■ **EXERCISE A**
List the usernames of everyone who posts in the dog forum thread.
■ **EXERCISE B**
In the dog forum thread, what cue does petpeeve suggest for teaching the dog to hand target?
■ **EXERCISE C**
Rewrite the dog forum thread from "For moving over" down to "him up, altogether.", swapping "target stick" for "training wand".

■ **TEXT PROVIDED**
_ _ _ _ _

# My Dog Won't Let Me Pick Him Up



## Shawski (Mar 26, 2013)

We have a three year old male 20 pound Shih Tzu/Terrier mix that we rescued almost two years ago. He is loveable, affectionate and friendly to everyone. He allows other people (friends, neighbors, strangers) to pick him up, but won't let me (his mom) do it. He snarls, snaps, and a couple of weeks ago, actually broke the skin. He also gets snarly if I try to make him move over on the couch, in bed, etc. Does anyone have any ideas as to what is going on here? 

His only other issue is that he can often be awful to walk. He gets really stubborn sniffing something or watching a person or another dog quite a ways away and I can't make him move without almost dragging him. Do you think this is related?

Thanks for your help


----------



## petpeeve (Jun 10, 2010)

I'm wondering what you mean when you say "make him". If you're using any kind of force or intimidation, it could be adding to your problem.

For moving over on the couch / bed, try teaching your dog to hand target using a cue such as 'touch'. Teach him this on the floor first, of course, and gradually add distance so your dog has to move a certain amount in order to touch it. Make sure it's really solid by rewarding with tiny food treats for every touch. Then you can apply it to the couch / bed situation, and your dog will comply without any unnecessary confrontation.

For reluctance to walk, you could apply the same basic technique as above. Use a target stick instead of your hand so you don't have to bend over.

Also. Unless there is a good reason for it, I would minimize picking him up. And I'd certainly stop allowing random people and strangers to pick him up, altogether.


----------



## Amaryllis (Dec 28, 2011)

petpeeve has great advice here.

I'd like to invite you to consider changing your relationship with your dog. If we were living together, and you were doing something and I said, "I'd really like it if you didn't do that", you'd probably stop, wouldn't you? We're friends, we're living together, keeping the peace and all that. You might ask what I'd prefer you to do, or why, but you wouldn't ignore me and just keep doing it, would you?

_ _ _ _ _

■ **SUPPLIED INFORMATION**
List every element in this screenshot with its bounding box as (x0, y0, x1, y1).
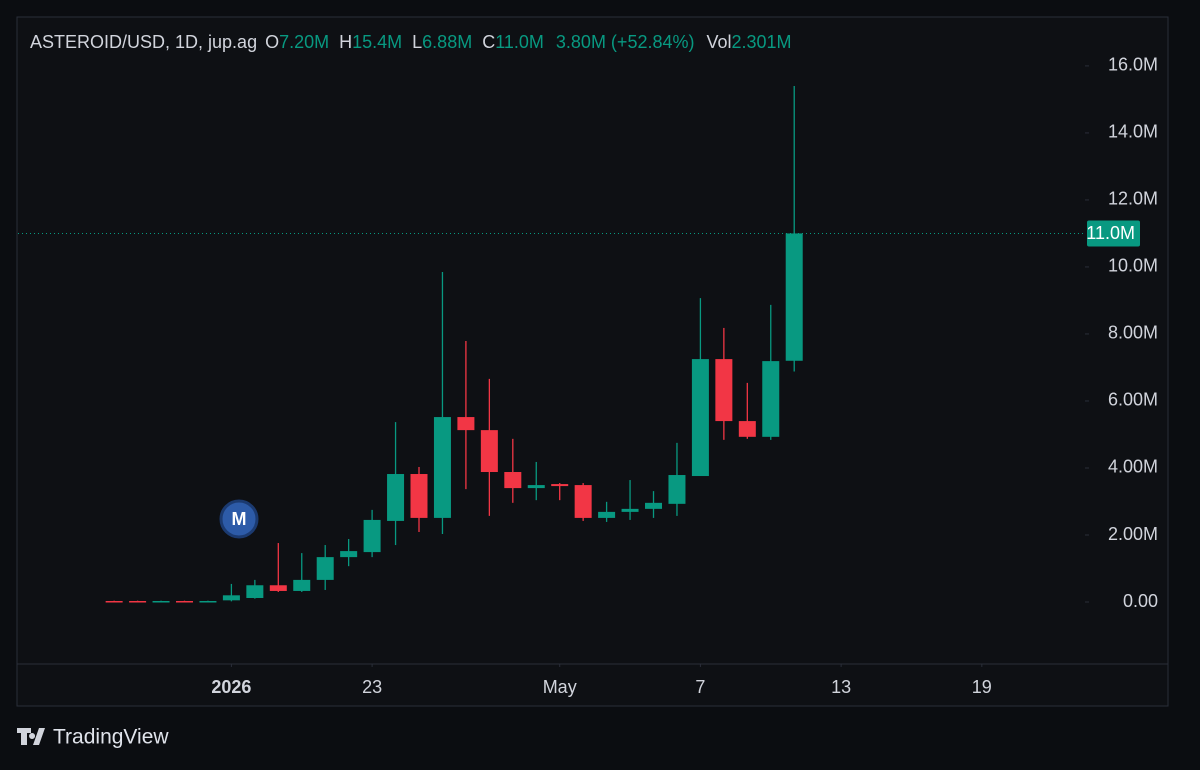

_ _ _ _ _

■ **PROBLEM SOLUTION A**
Shawski, petpeeve, Amaryllis

■ **PROBLEM SOLUTION B**
'touch'

■ **PROBLEM SOLUTION C**
For moving over on the couch / bed, try teaching your dog to hand target using a cue such as 'touch'. Teach him this on the floor first, of course, and gradually add distance so your dog has to move a certain amount in order to touch it. Make sure it's really solid by rewarding with tiny food treats for every touch. Then you can apply it to the couch / bed situation, and your dog will comply without any unnecessary confrontation.

For reluctance to walk, you could apply the same basic technique as above. Use a training wand instead of your hand so you don't have to bend over.

Also. Unless there is a good reason for it, I would minimize picking him up. And I'd certainly stop allowing random people and strangers to pick him up, altogether.